[WHAT IS NEEDED] Your answer should be one number: how many lines of the records hold the string "Types".

[INFORMATION SHOWN]
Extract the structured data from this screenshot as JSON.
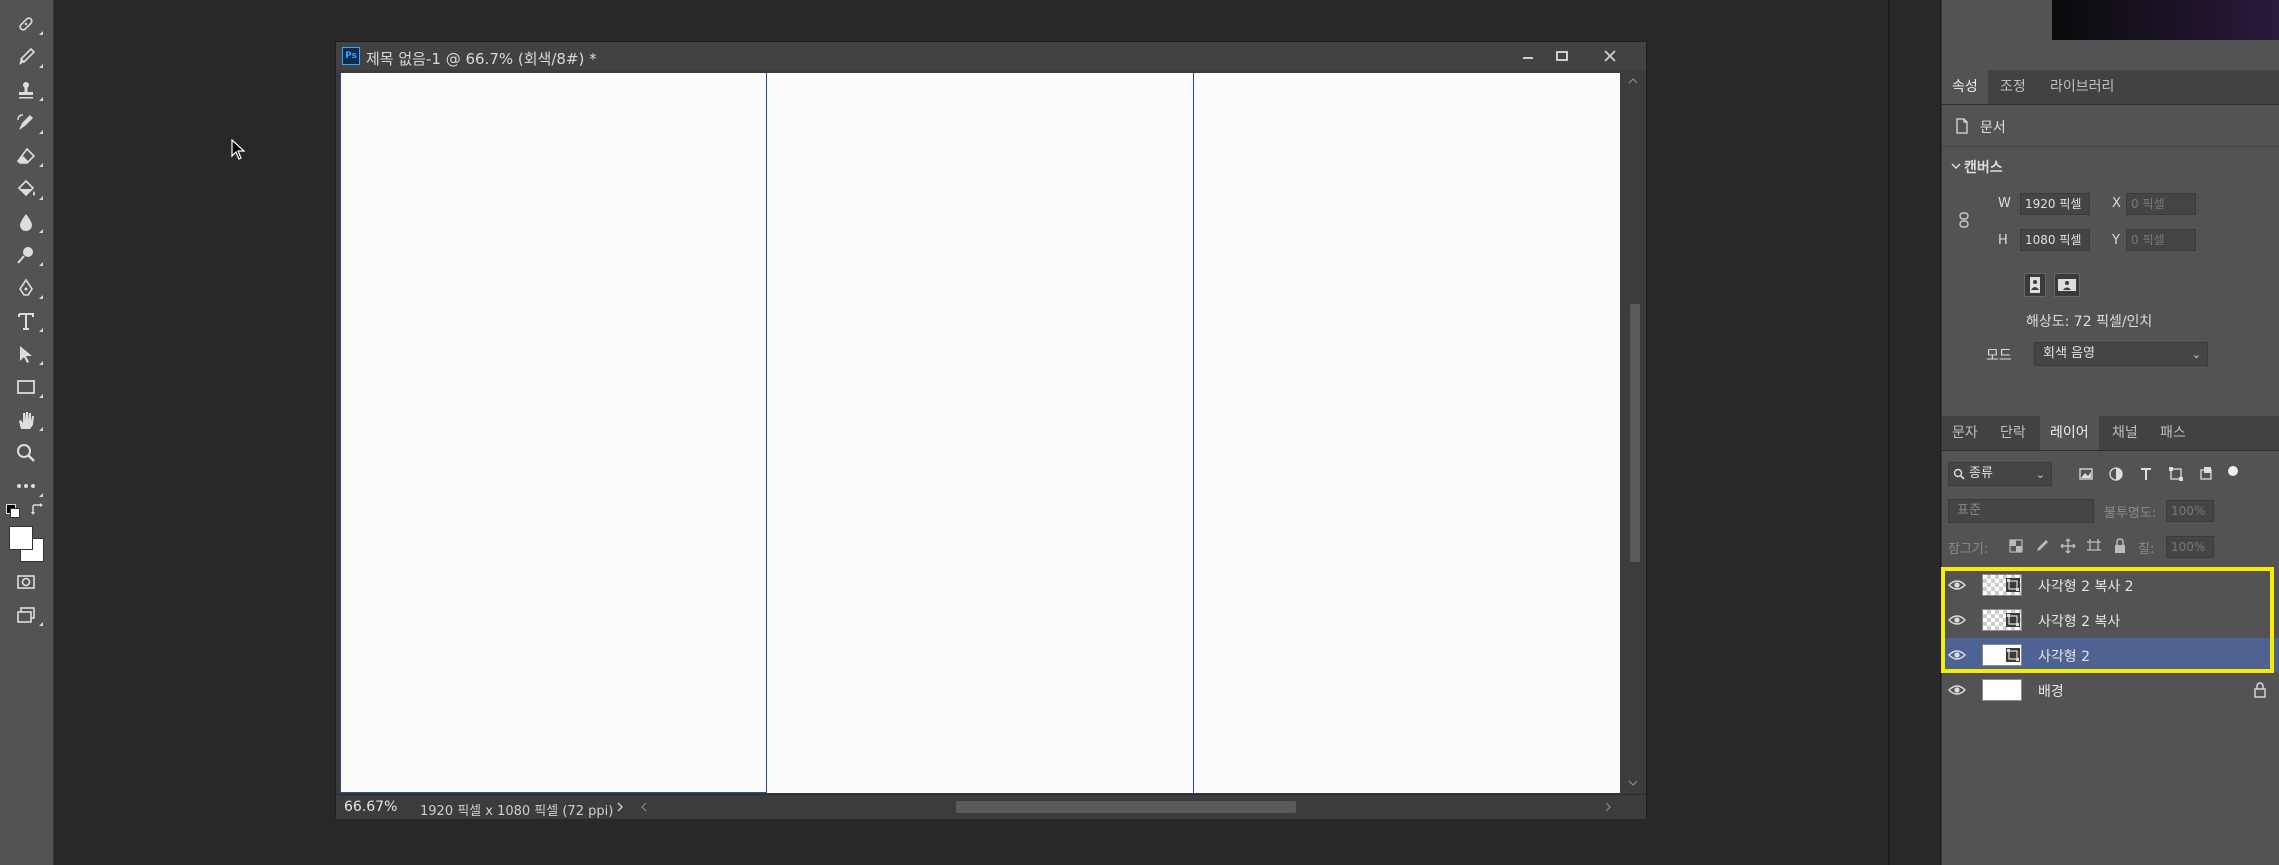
{
  "document": {
    "title": "제목 없음-1 @ 66.7% (회색/8#) *",
    "app_badge": "Ps",
    "zoom": "66.67%",
    "info": "1920 픽셀 x 1080 픽셀 (72 ppi)"
  },
  "properties": {
    "tabs": [
      "속성",
      "조정",
      "라이브러리"
    ],
    "doc_label": "문서",
    "canvas_section": "캔버스",
    "w_label": "W",
    "w_value": "1920 픽셀",
    "h_label": "H",
    "h_value": "1080 픽셀",
    "x_label": "X",
    "x_placeholder": "0 픽셀",
    "y_label": "Y",
    "y_placeholder": "0 픽셀",
    "resolution": "해상도: 72 픽셀/인치",
    "mode_label": "모드",
    "mode_value": "회색 음영"
  },
  "layers_panel": {
    "tabs": [
      "문자",
      "단락",
      "레이어",
      "채널",
      "패스"
    ],
    "filter_label": "종류",
    "blend_mode": "표준",
    "opacity_label": "불투명도:",
    "opacity_value": "100%",
    "lock_label": "잠그기:",
    "fill_label": "칠:",
    "fill_value": "100%",
    "layers": [
      {
        "name": "사각형 2 복사 2",
        "type": "shape",
        "selected": false
      },
      {
        "name": "사각형 2 복사",
        "type": "shape",
        "selected": false
      },
      {
        "name": "사각형 2",
        "type": "shape",
        "selected": true
      },
      {
        "name": "배경",
        "type": "background",
        "selected": false,
        "locked": true
      }
    ]
  },
  "colors": {
    "accent_selection": "#4f6294",
    "highlight": "#f5ee00",
    "guide_line": "#2a4a8a"
  }
}
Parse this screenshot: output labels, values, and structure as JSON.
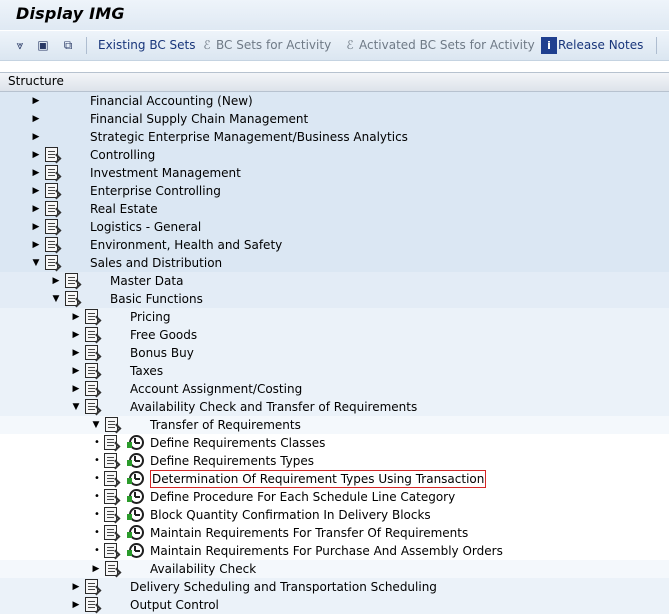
{
  "window": {
    "title": "Display IMG"
  },
  "toolbar": {
    "icons": [
      "filter-icon",
      "find-icon",
      "refresh-icon"
    ],
    "existing_bc_sets": "Existing BC Sets",
    "bc_sets_activity": "BC Sets for Activity",
    "activated_bc_sets": "Activated BC Sets for Activity",
    "release_notes": "Release Notes"
  },
  "structure": {
    "header": "Structure",
    "nodes": [
      {
        "label": "Financial Accounting (New)"
      },
      {
        "label": "Financial Supply Chain Management"
      },
      {
        "label": "Strategic Enterprise Management/Business Analytics"
      },
      {
        "label": "Controlling"
      },
      {
        "label": "Investment Management"
      },
      {
        "label": "Enterprise Controlling"
      },
      {
        "label": "Real Estate"
      },
      {
        "label": "Logistics - General"
      },
      {
        "label": "Environment, Health and Safety"
      },
      {
        "label": "Sales and Distribution"
      },
      {
        "label": "Master Data"
      },
      {
        "label": "Basic Functions"
      },
      {
        "label": "Pricing"
      },
      {
        "label": "Free Goods"
      },
      {
        "label": "Bonus Buy"
      },
      {
        "label": "Taxes"
      },
      {
        "label": "Account Assignment/Costing"
      },
      {
        "label": "Availability Check and Transfer of Requirements"
      },
      {
        "label": "Transfer of Requirements"
      },
      {
        "label": "Define Requirements Classes"
      },
      {
        "label": "Define Requirements Types"
      },
      {
        "label": "Determination Of Requirement Types Using Transaction"
      },
      {
        "label": "Define Procedure For Each Schedule Line Category"
      },
      {
        "label": "Block Quantity Confirmation In Delivery Blocks"
      },
      {
        "label": "Maintain Requirements For Transfer Of Requirements"
      },
      {
        "label": "Maintain Requirements For Purchase And Assembly Orders"
      },
      {
        "label": "Availability Check"
      },
      {
        "label": "Delivery Scheduling and Transportation Scheduling"
      },
      {
        "label": "Output Control"
      }
    ]
  }
}
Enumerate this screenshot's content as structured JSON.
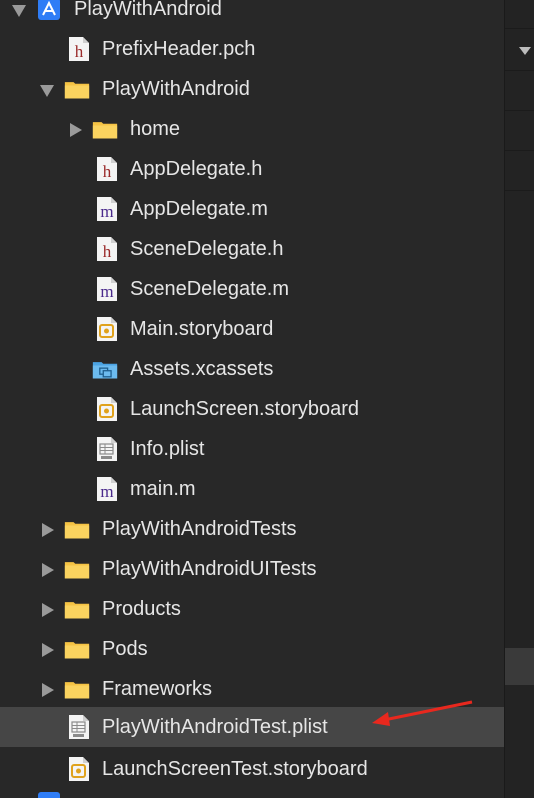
{
  "navigator": {
    "items": [
      {
        "label": "PlayWithAndroid",
        "icon": "xcode-project-icon",
        "disclosure": "down",
        "level": 0
      },
      {
        "label": "PrefixHeader.pch",
        "icon": "h-file-icon",
        "disclosure": "none",
        "level": 1
      },
      {
        "label": "PlayWithAndroid",
        "icon": "folder-icon",
        "disclosure": "down",
        "level": 1
      },
      {
        "label": "home",
        "icon": "folder-icon",
        "disclosure": "right",
        "level": 2
      },
      {
        "label": "AppDelegate.h",
        "icon": "h-file-icon",
        "disclosure": "none",
        "level": 2
      },
      {
        "label": "AppDelegate.m",
        "icon": "m-file-icon",
        "disclosure": "none",
        "level": 2
      },
      {
        "label": "SceneDelegate.h",
        "icon": "h-file-icon",
        "disclosure": "none",
        "level": 2
      },
      {
        "label": "SceneDelegate.m",
        "icon": "m-file-icon",
        "disclosure": "none",
        "level": 2
      },
      {
        "label": "Main.storyboard",
        "icon": "storyboard-icon",
        "disclosure": "none",
        "level": 2
      },
      {
        "label": "Assets.xcassets",
        "icon": "assets-folder-icon",
        "disclosure": "none",
        "level": 2
      },
      {
        "label": "LaunchScreen.storyboard",
        "icon": "storyboard-icon",
        "disclosure": "none",
        "level": 2
      },
      {
        "label": "Info.plist",
        "icon": "plist-icon",
        "disclosure": "none",
        "level": 2
      },
      {
        "label": "main.m",
        "icon": "m-file-icon",
        "disclosure": "none",
        "level": 2
      },
      {
        "label": "PlayWithAndroidTests",
        "icon": "folder-icon",
        "disclosure": "right",
        "level": 1
      },
      {
        "label": "PlayWithAndroidUITests",
        "icon": "folder-icon",
        "disclosure": "right",
        "level": 1
      },
      {
        "label": "Products",
        "icon": "folder-icon",
        "disclosure": "right",
        "level": 1
      },
      {
        "label": "Pods",
        "icon": "folder-icon",
        "disclosure": "right",
        "level": 1
      },
      {
        "label": "Frameworks",
        "icon": "folder-icon",
        "disclosure": "right",
        "level": 1
      },
      {
        "label": "PlayWithAndroidTest.plist",
        "icon": "plist-icon",
        "disclosure": "none",
        "level": 1,
        "selected": true
      },
      {
        "label": "LaunchScreenTest.storyboard",
        "icon": "storyboard-icon",
        "disclosure": "none",
        "level": 1
      }
    ]
  },
  "colors": {
    "background": "#282828",
    "selected_row": "#464646",
    "text": "#e6e6e6",
    "folder": "#f5c344",
    "h_letter": "#9a2a2a",
    "m_letter": "#4b2a8c",
    "annotation_arrow": "#e8281e"
  }
}
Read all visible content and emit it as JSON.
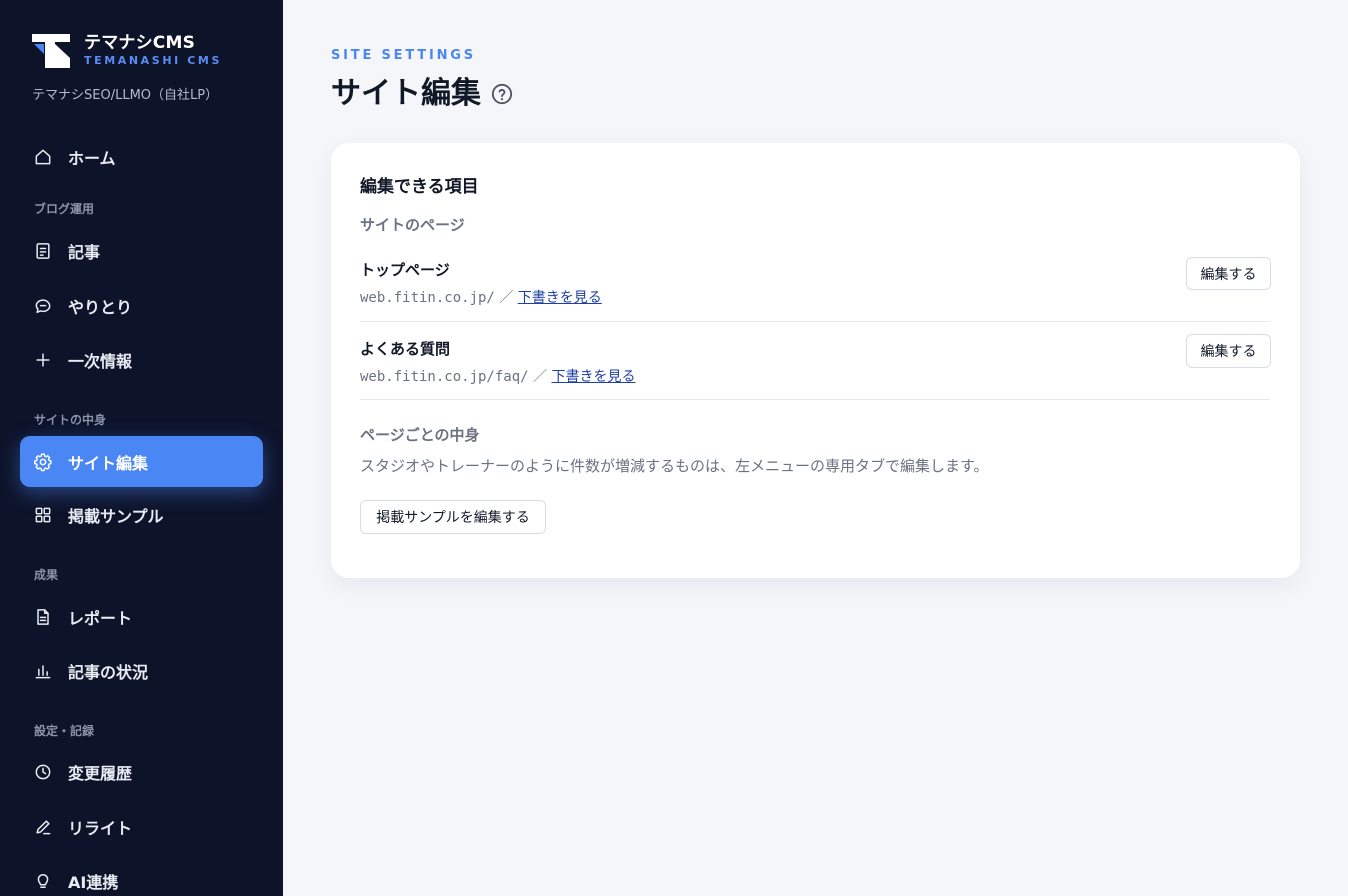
{
  "brand": {
    "name": "テマナシCMS",
    "subtitle": "TEMANASHI CMS",
    "site_name": "テマナシSEO/LLMO（自社LP）"
  },
  "sidebar": {
    "home": "ホーム",
    "sections": {
      "blog": "ブログ運用",
      "site": "サイトの中身",
      "results": "成果",
      "settings": "設定・記録"
    },
    "items": {
      "articles": "記事",
      "conversations": "やりとり",
      "primary_info": "一次情報",
      "site_edit": "サイト編集",
      "samples": "掲載サンプル",
      "report": "レポート",
      "article_status": "記事の状況",
      "history": "変更履歴",
      "rewrite": "リライト",
      "ai": "AI連携"
    }
  },
  "header": {
    "eyebrow": "SITE SETTINGS",
    "title": "サイト編集"
  },
  "card": {
    "title": "編集できる項目",
    "pages_heading": "サイトのページ",
    "pages": [
      {
        "title": "トップページ",
        "url": "web.fitin.co.jp/",
        "separator": "／",
        "draft_link": "下書きを見る",
        "edit_label": "編集する"
      },
      {
        "title": "よくある質問",
        "url": "web.fitin.co.jp/faq/",
        "separator": "／",
        "draft_link": "下書きを見る",
        "edit_label": "編集する"
      }
    ],
    "content_heading": "ページごとの中身",
    "content_note": "スタジオやトレーナーのように件数が増減するものは、左メニューの専用タブで編集します。",
    "samples_button": "掲載サンプルを編集する"
  },
  "colors": {
    "sidebar_bg": "#0d1329",
    "accent": "#4b86f5",
    "link": "#1d3fa6",
    "page_bg": "#f4f6fa"
  }
}
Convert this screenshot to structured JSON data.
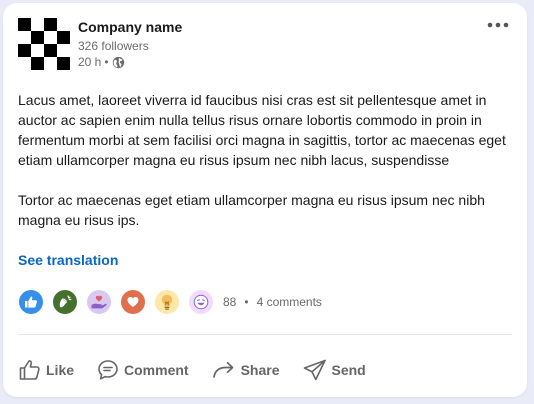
{
  "post": {
    "company_name": "Company name",
    "followers": "326 followers",
    "time": "20 h",
    "separator": "•",
    "paragraph_1": "Lacus amet, laoreet viverra id faucibus nisi cras est sit pellentesque amet in auctor ac sapien enim nulla tellus risus ornare lobortis commodo in proin in fermentum morbi at sem facilisi orci magna in sagittis, tortor ac maecenas eget etiam ullamcorper magna eu risus ipsum nec nibh lacus, suspendisse",
    "paragraph_2": "Tortor ac maecenas eget etiam ullamcorper magna eu risus ipsum nec nibh magna eu risus ips.",
    "see_translation": "See translation"
  },
  "social": {
    "reactions": [
      "like-icon",
      "celebrate-icon",
      "support-icon",
      "love-icon",
      "insightful-icon",
      "funny-icon"
    ],
    "reaction_count": "88",
    "separator": "•",
    "comments": "4 comments"
  },
  "actions": {
    "like": "Like",
    "comment": "Comment",
    "share": "Share",
    "send": "Send"
  },
  "colors": {
    "link": "#0a66c2",
    "like": "#378fe9",
    "celebrate": "#44712e",
    "support": "#a872e8",
    "love": "#df704d",
    "insightful": "#f5bb5c",
    "funny": "#e7a3ff"
  }
}
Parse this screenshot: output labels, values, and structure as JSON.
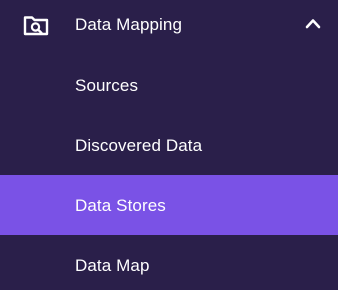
{
  "nav": {
    "section": {
      "label": "Data Mapping",
      "icon": "folder-search-icon",
      "expand_icon": "chevron-up-icon",
      "expanded": true
    },
    "items": [
      {
        "label": "Sources",
        "active": false
      },
      {
        "label": "Discovered Data",
        "active": false
      },
      {
        "label": "Data Stores",
        "active": true
      },
      {
        "label": "Data Map",
        "active": false
      }
    ],
    "colors": {
      "background": "#2a1f4a",
      "active": "#7a52e6",
      "text": "#ffffff"
    }
  }
}
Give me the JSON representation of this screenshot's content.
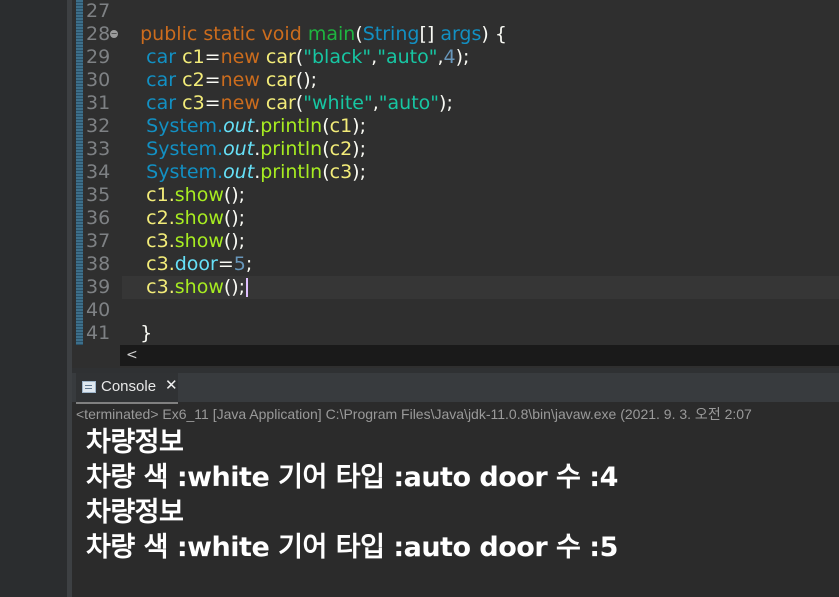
{
  "editor": {
    "line_numbers": [
      "27",
      "28",
      "29",
      "30",
      "31",
      "32",
      "33",
      "34",
      "35",
      "36",
      "37",
      "38",
      "39",
      "40",
      "41"
    ],
    "code": {
      "l28": {
        "kw1": "public",
        "kw2": "static",
        "kw3": "void",
        "name": "main",
        "p1": "(",
        "type": "String",
        "p2": "[] ",
        "arg": "args",
        "p3": ") {"
      },
      "l29": {
        "type": "car",
        "var": "c1",
        "eq": "=",
        "kw": "new",
        "cls": "car",
        "p1": "(",
        "s1": "\"black\"",
        "c1": ",",
        "s2": "\"auto\"",
        "c2": ",",
        "n": "4",
        "p2": ");"
      },
      "l30": {
        "type": "car",
        "var": "c2",
        "eq": "=",
        "kw": "new",
        "cls": "car",
        "p1": "();"
      },
      "l31": {
        "type": "car",
        "var": "c3",
        "eq": "=",
        "kw": "new",
        "cls": "car",
        "p1": "(",
        "s1": "\"white\"",
        "c1": ",",
        "s2": "\"auto\"",
        "p2": ");"
      },
      "l32": {
        "sys": "System.",
        "out": "out",
        "dot": ".",
        "m": "println",
        "p1": "(",
        "arg": "c1",
        "p2": ");"
      },
      "l33": {
        "sys": "System.",
        "out": "out",
        "dot": ".",
        "m": "println",
        "p1": "(",
        "arg": "c2",
        "p2": ");"
      },
      "l34": {
        "sys": "System.",
        "out": "out",
        "dot": ".",
        "m": "println",
        "p1": "(",
        "arg": "c3",
        "p2": ");"
      },
      "l35": {
        "obj": "c1.",
        "m": "show",
        "p": "();"
      },
      "l36": {
        "obj": "c2.",
        "m": "show",
        "p": "();"
      },
      "l37": {
        "obj": "c3.",
        "m": "show",
        "p": "();"
      },
      "l38": {
        "obj": "c3.",
        "f": "door",
        "eq": "=",
        "n": "5",
        "semi": ";"
      },
      "l39": {
        "obj": "c3.",
        "m": "show",
        "p": "();"
      },
      "l41": {
        "brace": "}"
      }
    },
    "scroll_left": "<"
  },
  "console": {
    "tab_label": "Console",
    "close": "✕",
    "status": "<terminated> Ex6_11 [Java Application] C:\\Program Files\\Java\\jdk-11.0.8\\bin\\javaw.exe  (2021. 9. 3. 오전 2:07",
    "output": [
      "차량정보",
      "차량 색 :white 기어 타입 :auto door 수 :4",
      "차량정보",
      "차량 색 :white 기어 타입 :auto door 수 :5"
    ]
  }
}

[SOLUTION FOR THIS EXERCISE] 2